> [Exercise aim]
Which lines have the string "природных"? Copy all of them from the entries below.

> [Dataset entries]
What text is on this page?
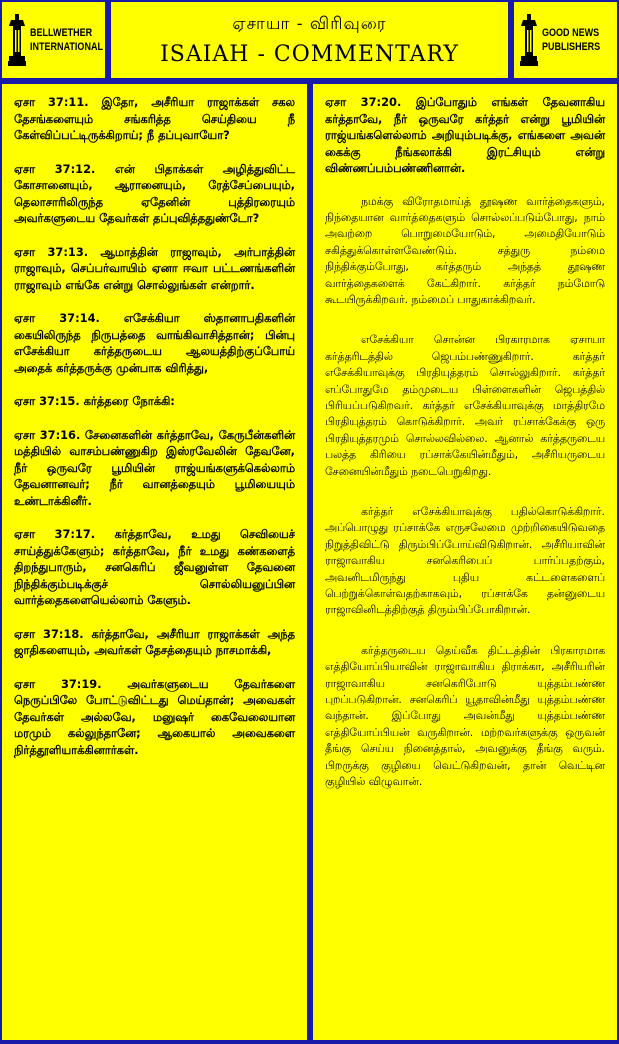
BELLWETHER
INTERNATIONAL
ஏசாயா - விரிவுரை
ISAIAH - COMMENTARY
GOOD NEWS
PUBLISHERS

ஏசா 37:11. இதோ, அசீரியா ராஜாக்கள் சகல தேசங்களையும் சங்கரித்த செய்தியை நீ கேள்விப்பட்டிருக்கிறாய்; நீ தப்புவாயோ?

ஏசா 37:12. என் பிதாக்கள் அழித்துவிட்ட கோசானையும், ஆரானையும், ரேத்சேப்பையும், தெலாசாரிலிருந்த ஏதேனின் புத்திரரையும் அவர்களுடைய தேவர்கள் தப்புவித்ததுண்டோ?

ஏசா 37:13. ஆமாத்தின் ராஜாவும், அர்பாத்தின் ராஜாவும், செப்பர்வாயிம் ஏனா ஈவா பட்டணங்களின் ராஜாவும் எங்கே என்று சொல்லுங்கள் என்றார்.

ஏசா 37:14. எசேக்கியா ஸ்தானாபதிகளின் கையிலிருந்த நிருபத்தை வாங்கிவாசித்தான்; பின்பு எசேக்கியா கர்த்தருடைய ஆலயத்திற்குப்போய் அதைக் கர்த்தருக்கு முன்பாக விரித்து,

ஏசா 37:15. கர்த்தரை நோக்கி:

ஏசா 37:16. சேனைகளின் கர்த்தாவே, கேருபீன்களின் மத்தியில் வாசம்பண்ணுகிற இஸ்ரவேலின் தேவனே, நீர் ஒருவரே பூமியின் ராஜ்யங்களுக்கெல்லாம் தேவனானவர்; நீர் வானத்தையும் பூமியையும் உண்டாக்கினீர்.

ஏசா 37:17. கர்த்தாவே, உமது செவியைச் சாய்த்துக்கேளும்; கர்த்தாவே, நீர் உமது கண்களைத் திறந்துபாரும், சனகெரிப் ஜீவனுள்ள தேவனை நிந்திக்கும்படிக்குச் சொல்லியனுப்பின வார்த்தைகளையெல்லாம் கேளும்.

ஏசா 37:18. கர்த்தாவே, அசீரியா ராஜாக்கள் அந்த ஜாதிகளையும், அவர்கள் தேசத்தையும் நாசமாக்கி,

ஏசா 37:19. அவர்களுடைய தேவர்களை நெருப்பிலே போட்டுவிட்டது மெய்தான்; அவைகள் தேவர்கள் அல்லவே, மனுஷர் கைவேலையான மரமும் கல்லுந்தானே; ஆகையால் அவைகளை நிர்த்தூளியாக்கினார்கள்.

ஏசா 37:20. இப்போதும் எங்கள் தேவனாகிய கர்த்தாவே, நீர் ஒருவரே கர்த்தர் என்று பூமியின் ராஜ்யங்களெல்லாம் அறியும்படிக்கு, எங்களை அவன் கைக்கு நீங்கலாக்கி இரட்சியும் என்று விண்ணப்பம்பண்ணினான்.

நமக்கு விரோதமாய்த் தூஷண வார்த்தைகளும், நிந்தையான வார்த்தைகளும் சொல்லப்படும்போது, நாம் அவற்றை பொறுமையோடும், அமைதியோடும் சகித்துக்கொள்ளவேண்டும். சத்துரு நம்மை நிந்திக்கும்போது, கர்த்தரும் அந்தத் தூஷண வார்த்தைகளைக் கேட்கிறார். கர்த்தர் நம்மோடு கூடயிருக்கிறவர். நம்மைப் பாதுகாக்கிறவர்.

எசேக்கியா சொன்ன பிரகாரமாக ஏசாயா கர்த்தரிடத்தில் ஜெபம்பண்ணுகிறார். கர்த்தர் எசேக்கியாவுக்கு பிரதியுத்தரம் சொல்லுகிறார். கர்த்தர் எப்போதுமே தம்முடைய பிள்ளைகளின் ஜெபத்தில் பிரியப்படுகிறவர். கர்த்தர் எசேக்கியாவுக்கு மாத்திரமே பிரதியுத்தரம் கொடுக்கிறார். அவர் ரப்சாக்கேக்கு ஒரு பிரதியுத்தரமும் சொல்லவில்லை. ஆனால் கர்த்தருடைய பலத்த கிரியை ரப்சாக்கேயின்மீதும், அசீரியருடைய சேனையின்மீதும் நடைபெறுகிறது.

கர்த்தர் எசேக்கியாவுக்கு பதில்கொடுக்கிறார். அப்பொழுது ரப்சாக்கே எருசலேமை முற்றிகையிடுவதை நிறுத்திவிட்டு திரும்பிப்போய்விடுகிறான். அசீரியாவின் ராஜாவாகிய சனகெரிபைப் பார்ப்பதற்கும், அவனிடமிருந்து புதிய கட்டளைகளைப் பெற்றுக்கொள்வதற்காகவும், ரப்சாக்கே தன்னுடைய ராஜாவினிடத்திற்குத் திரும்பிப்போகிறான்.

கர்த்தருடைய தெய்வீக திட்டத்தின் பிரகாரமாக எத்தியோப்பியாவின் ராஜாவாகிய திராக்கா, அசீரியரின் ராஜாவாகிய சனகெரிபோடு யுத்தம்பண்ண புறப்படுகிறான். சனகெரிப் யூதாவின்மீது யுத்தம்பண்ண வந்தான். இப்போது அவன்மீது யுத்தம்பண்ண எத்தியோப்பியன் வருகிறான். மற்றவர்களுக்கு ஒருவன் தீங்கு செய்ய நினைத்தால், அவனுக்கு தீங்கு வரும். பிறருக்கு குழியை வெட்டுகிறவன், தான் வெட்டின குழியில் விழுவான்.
--
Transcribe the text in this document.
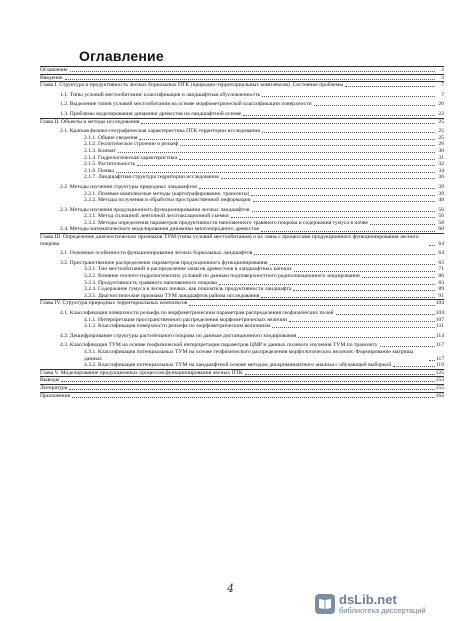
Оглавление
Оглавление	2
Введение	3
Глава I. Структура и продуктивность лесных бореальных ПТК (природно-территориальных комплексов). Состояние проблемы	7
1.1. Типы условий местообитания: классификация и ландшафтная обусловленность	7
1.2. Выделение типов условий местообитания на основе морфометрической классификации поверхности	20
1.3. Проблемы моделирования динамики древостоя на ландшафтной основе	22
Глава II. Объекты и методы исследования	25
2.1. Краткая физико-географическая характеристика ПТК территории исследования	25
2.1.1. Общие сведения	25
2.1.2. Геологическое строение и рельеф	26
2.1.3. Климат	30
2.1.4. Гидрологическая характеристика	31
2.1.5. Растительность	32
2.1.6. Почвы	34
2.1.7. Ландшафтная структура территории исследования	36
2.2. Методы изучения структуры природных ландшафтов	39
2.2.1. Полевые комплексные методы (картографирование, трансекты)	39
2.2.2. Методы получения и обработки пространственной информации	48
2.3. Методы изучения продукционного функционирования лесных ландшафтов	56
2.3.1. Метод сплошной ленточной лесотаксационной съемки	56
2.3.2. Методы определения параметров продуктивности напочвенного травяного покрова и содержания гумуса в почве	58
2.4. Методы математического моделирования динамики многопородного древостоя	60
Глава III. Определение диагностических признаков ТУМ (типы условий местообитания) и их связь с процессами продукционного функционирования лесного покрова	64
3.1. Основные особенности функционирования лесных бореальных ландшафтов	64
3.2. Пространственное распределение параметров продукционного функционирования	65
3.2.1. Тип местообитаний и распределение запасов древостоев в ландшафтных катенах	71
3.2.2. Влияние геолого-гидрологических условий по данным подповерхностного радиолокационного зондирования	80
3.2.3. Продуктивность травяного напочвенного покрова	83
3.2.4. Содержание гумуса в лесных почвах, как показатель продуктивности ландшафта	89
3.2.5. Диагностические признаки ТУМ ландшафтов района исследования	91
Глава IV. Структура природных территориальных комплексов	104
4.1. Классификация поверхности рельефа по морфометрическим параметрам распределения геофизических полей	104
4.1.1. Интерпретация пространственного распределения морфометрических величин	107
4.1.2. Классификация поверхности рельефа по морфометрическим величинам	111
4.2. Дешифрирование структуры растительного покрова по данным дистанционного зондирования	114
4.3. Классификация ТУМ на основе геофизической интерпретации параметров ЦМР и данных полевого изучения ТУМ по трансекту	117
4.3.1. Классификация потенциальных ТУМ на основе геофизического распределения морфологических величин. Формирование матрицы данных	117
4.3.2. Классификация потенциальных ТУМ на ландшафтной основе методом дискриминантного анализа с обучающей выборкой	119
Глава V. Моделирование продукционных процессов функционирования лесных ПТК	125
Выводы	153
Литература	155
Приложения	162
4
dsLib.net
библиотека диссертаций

> [Answer to this exercise]
2.2. Методы изучения структуры природных ландшафтов	39
Глава IV. Структура природных территориальных комплексов	104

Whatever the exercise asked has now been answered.